**GOAL:** Using the listing below, please gather every line containing the word "Money".

[Data excerpts]
start

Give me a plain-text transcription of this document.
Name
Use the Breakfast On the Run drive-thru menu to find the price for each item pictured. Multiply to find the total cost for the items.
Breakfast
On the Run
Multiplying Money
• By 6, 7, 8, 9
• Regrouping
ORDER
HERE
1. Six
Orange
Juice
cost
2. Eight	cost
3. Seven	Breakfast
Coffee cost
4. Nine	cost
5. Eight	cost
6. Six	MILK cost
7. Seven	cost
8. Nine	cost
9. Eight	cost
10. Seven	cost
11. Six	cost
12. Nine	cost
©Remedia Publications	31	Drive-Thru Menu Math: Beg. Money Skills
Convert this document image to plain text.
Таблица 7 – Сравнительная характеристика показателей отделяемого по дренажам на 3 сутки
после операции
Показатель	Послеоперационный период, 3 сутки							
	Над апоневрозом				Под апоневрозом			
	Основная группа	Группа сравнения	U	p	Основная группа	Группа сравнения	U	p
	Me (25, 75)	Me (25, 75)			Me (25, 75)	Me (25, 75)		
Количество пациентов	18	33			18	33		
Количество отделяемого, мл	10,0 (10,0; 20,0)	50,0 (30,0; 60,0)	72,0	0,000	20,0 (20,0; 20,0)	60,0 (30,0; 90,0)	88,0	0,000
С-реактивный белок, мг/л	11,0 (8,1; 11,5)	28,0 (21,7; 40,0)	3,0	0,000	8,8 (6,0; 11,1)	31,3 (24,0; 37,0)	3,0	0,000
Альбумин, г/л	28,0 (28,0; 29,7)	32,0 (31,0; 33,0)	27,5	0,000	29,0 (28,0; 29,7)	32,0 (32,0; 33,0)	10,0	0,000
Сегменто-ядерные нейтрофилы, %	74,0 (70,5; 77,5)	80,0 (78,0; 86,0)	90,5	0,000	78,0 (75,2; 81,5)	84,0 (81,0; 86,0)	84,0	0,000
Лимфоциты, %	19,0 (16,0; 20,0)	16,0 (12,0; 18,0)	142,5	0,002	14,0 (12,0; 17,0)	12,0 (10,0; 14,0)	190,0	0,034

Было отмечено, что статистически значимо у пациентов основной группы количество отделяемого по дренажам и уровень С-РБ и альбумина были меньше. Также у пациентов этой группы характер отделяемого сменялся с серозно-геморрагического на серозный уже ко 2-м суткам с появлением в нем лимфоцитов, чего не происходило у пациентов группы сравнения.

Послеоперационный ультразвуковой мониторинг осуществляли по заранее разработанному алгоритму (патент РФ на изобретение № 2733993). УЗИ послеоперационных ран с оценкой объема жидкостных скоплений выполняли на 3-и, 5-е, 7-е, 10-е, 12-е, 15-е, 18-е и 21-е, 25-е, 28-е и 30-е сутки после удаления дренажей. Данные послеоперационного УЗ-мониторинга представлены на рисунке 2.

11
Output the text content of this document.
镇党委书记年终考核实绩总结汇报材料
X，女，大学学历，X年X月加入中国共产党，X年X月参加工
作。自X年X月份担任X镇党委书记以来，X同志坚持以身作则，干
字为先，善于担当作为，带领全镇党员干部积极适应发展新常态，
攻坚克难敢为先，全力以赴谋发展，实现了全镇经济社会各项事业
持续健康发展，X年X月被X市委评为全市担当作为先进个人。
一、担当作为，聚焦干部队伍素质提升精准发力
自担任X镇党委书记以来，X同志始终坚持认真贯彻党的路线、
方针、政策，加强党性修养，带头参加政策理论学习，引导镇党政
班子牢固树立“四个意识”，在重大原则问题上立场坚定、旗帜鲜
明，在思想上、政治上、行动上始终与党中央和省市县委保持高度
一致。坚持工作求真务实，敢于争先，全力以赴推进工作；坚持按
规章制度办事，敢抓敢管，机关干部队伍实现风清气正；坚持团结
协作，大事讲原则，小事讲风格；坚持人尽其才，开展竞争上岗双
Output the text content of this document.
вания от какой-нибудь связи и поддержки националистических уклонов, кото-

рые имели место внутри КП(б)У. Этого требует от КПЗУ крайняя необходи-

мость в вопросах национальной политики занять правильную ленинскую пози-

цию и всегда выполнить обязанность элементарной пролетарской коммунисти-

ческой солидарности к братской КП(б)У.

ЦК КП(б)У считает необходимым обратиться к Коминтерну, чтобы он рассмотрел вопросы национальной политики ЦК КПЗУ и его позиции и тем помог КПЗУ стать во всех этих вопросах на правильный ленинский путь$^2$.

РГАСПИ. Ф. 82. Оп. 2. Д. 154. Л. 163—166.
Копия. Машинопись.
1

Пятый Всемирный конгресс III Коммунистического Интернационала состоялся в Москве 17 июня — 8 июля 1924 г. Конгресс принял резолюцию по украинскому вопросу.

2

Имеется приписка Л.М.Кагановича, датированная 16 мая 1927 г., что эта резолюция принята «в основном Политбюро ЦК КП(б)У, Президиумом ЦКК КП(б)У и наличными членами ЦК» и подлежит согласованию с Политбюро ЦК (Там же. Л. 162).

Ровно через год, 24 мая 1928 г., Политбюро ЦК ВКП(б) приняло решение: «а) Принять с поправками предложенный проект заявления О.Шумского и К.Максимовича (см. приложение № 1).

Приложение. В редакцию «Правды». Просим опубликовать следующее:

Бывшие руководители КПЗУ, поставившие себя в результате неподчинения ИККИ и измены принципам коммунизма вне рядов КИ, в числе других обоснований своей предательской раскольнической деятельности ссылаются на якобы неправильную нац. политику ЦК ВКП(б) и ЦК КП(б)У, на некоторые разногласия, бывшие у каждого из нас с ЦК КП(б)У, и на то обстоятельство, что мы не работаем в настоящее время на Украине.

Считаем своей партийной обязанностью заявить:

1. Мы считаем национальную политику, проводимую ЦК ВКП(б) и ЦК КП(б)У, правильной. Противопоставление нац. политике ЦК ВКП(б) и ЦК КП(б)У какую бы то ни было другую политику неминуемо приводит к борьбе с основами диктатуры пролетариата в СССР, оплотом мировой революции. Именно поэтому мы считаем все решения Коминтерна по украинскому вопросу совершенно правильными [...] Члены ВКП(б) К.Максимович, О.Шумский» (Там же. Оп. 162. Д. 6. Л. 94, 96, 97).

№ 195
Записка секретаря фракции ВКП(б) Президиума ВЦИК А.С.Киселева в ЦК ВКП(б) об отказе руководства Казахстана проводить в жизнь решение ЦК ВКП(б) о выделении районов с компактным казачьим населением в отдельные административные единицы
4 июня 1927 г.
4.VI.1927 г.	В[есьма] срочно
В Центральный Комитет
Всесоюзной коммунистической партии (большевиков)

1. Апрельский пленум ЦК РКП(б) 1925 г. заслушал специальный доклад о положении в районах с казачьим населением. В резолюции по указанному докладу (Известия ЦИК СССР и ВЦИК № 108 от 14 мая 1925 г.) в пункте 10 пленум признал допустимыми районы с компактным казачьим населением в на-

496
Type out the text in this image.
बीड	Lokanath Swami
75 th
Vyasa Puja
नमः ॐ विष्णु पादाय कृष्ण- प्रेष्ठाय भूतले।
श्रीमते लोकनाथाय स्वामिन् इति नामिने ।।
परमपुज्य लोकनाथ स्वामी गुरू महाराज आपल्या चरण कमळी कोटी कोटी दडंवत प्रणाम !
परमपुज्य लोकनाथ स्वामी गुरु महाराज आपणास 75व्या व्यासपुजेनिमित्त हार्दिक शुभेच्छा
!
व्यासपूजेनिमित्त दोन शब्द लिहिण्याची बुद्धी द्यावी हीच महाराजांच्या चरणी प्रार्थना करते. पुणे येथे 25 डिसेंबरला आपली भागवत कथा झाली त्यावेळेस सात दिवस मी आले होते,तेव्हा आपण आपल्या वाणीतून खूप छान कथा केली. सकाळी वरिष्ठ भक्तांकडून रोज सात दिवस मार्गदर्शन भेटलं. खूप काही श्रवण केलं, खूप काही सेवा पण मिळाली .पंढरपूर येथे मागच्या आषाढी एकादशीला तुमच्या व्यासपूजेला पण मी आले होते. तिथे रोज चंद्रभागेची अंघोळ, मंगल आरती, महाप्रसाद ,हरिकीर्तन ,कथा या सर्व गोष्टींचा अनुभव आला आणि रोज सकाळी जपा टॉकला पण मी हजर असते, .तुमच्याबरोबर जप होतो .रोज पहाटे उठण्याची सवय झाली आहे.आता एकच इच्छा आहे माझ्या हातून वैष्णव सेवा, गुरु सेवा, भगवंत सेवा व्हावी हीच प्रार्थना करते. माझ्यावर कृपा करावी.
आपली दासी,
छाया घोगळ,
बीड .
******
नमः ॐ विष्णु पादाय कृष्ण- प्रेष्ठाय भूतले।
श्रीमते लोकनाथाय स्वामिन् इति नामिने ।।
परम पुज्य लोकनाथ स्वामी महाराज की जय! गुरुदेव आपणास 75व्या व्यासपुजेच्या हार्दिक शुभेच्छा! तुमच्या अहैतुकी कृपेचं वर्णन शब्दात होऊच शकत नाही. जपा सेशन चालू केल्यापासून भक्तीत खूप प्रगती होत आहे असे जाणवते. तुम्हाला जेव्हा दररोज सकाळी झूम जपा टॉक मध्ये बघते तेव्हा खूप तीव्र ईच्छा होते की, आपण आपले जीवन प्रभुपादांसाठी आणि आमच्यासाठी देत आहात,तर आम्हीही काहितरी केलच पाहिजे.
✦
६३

end

**SOLUTION FOR THIS EXERCISE:**
Multiplying Money
©Remedia Publications	31	Drive-Thru Menu Math: Beg. Money Skills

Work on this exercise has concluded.